INSTRUCTIONS ->
**1.** Set down the stretch of the passage on changing variables with EVAL from "You can change" through "Module Source display.", word for word.
**2.** Can you resume the passage on changing variables with the EVAL debug command from the point where it stops?

TEXT EXCERPT ->
┄┄┄┄┄┄┄┄┄┄

You can change the value of variables by using the EVAL command with an assignment operator. Unless the variable is on the current line, you must first qualify the variable that you want to change by identifying its line number using the QUAL debug command. Refer to Displaying Variables and Expressions for a description of how to use the QUAL debug command. To change the value of the variable, type:
EVAL variable-name = value
on the debug command line. variable-name is the name of the variable that you want to change and value is an identifier, literal, or constant value that you want to assign to variable variable-name. For example,
EVAL COUNTER=3
changes the value of COUNTER to 3 and shows
COUNTER=3 = 3
on the message line of the Display Module Source display.

┄┄┄┄┄┄┄┄┄┄

DATASET EXTRACT ->
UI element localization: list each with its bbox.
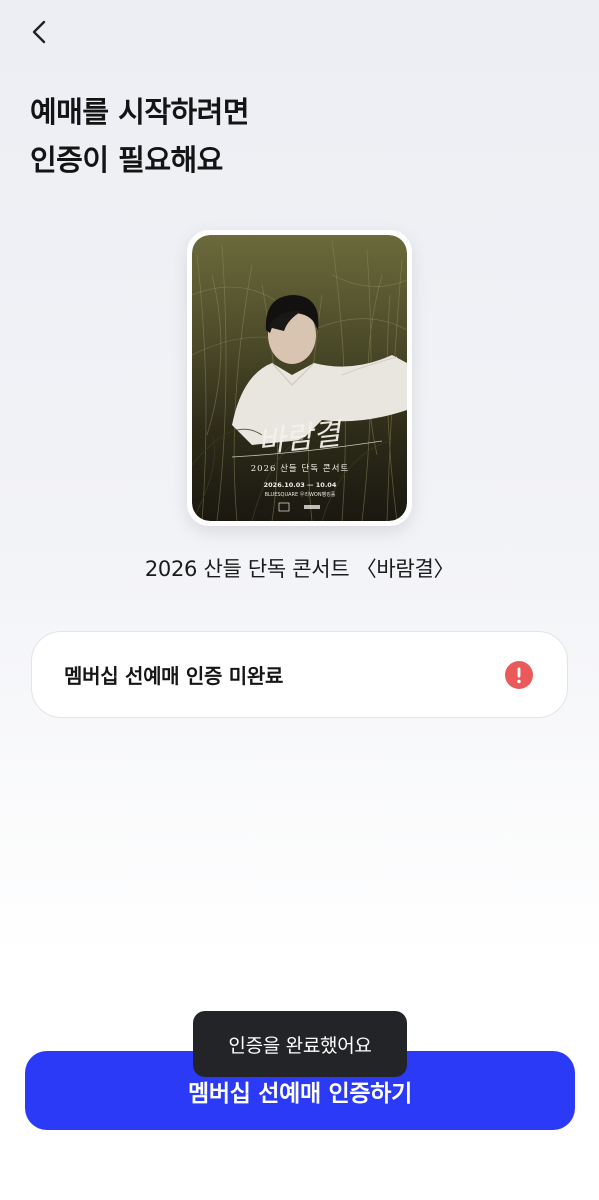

┄┄┄┄┄┄┄┄┄┄

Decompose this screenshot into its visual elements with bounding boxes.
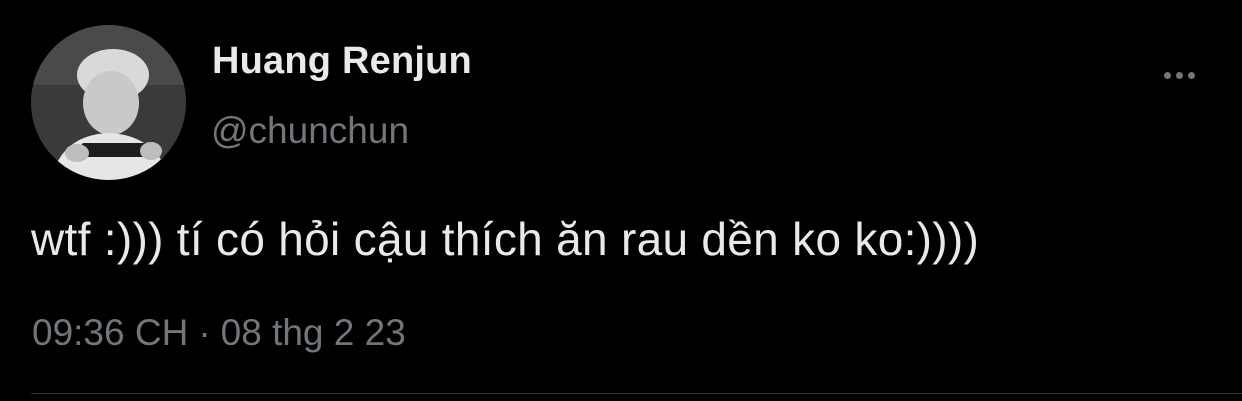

┄┄┄┄┄┄┄┄┄┄

RESPONSE LIST ->
**1.**
You can change the value of variables by using the EVAL command with an assignment operator. Unless the variable is on the current line, you must first qualify the variable that you want to change by identifying its line number using the QUAL debug command. Refer to Displaying Variables and Expressions for a description of how to use the QUAL debug command. To change the value of the variable, type:
EVAL variable-name = value
on the debug command line. variable-name is the name of the variable that you want to change and value is an identifier, literal, or constant value that you want to assign to variable variable-name. For example,
EVAL COUNTER=3
changes the value of COUNTER to 3 and shows
COUNTER=3 = 3
on the message line of the Display Module Source display.

**2.**
You can use the EVAL debug command to assign numeric, alphabetic, alphanumeric, DBCS, boolean, floating-point, and date-time data to variables provided they match the definition of the variable.
If the value that is assigned to a variable is a character string, the following rules apply:
The following are examples of how various type of data can be assigned to variables using the EVAL debug command.
EVAL COUNTER=3 (COUNTER is a numeric variable) EVAL COUNTER=LIMIT (LIMIT is another numeric variable) EVAL END-OF-FILE='1' (END-OF-FILE is a Boolean variable) EVAL BOUNDARY=x'C9' (BOUNDARY is an alphanumeric variable) EVAL COMPUTER-NAME='ISERIES" (COMPUTER-NAME is an alphanumeric variable) EVAL INITIALS=%SUBSTR(NAME 17 3) (INITIALS and NAME are alphanumeric variables) EVAL DBCS-NAME= G'OEKIK2K3OF' (K1K2K3 are DBCS characters) EVAL LONG-FLOAT(3) = -30.0E-3 (LONG-FLOAT is an array of 3 double-precision floating-point data items - COMP-2) EVAL SHORT-FLOAT = 10 (SHORT-FLOAT is a single-precision floating-point data item - COMP-1)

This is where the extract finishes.